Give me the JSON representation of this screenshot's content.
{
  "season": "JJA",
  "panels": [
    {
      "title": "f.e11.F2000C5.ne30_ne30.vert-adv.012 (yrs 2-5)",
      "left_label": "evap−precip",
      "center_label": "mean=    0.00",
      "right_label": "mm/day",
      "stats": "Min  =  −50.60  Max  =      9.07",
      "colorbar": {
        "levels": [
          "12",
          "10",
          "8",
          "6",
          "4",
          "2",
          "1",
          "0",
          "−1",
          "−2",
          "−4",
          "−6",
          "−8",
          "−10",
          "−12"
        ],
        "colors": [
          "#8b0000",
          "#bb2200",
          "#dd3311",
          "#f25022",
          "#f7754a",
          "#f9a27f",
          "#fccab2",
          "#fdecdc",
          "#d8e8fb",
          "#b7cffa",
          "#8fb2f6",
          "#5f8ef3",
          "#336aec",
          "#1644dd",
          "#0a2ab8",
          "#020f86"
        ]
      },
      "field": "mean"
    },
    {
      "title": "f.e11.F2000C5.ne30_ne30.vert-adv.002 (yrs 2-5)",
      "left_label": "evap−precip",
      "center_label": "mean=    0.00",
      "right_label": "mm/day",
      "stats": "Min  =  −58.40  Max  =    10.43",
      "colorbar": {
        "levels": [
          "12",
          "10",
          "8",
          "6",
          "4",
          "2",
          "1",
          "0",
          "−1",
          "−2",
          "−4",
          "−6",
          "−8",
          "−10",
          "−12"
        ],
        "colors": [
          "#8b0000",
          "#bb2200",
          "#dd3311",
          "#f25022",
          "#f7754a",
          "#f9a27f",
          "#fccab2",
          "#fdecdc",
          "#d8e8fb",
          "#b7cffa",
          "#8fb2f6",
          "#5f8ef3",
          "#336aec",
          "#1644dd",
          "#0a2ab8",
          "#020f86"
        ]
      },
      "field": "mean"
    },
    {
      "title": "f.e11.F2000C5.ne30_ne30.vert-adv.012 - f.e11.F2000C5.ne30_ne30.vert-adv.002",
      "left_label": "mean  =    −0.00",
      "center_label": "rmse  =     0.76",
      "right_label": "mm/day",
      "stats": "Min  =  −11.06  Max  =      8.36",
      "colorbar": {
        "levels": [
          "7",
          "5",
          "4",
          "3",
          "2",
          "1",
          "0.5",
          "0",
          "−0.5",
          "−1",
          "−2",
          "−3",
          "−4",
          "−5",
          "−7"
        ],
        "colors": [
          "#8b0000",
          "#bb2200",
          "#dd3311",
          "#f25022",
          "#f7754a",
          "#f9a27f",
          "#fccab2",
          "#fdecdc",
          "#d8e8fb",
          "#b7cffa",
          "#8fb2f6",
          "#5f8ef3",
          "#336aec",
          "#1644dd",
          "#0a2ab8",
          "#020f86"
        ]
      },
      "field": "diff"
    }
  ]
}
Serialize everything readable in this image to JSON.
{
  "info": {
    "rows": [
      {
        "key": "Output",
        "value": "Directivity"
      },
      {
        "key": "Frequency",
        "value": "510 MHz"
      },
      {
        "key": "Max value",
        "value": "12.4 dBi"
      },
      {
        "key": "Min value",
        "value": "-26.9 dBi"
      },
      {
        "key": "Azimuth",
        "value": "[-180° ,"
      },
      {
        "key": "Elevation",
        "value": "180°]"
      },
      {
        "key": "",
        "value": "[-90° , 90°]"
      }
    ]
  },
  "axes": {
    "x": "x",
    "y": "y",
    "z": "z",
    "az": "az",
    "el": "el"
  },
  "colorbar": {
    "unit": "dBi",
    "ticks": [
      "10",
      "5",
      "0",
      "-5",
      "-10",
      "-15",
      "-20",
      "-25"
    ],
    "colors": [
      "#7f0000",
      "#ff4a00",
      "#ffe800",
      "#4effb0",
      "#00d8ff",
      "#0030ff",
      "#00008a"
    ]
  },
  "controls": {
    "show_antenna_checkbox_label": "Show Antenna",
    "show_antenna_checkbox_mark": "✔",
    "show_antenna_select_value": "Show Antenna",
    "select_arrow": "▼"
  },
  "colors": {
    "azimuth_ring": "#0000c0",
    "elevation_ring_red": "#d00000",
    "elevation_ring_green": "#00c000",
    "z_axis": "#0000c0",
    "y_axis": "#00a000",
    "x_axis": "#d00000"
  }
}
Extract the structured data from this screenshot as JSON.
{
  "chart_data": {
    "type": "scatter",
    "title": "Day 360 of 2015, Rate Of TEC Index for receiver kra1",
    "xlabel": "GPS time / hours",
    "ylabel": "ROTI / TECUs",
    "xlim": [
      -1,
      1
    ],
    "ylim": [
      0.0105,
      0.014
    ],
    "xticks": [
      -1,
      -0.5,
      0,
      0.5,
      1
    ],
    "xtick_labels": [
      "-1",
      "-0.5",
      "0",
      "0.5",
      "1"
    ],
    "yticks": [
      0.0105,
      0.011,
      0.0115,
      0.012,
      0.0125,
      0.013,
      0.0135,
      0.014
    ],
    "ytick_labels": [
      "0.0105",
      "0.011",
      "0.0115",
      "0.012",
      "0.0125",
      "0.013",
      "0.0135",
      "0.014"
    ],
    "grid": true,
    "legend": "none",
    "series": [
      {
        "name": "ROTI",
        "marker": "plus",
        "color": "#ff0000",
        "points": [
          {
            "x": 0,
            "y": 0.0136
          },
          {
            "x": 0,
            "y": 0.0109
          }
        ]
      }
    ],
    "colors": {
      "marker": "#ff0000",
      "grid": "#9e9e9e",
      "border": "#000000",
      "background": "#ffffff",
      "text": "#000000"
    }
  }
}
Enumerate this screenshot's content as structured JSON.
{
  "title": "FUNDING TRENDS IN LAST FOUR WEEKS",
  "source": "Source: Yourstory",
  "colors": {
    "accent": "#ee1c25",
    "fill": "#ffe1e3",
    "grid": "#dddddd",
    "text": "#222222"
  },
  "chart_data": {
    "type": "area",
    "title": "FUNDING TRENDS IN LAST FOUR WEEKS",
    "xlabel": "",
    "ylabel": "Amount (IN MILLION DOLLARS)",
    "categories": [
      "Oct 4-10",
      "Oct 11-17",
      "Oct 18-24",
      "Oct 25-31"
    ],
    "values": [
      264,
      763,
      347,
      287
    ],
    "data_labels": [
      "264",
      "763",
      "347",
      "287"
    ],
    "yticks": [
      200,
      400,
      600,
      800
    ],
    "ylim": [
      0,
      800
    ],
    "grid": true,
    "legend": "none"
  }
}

— Exercise requirements —
Review the preceding data and report every line that includes the string "LAST".

— Answer for the task —
  "title": "FUNDING TRENDS IN LAST FOUR WEEKS",
    "title": "FUNDING TRENDS IN LAST FOUR WEEKS",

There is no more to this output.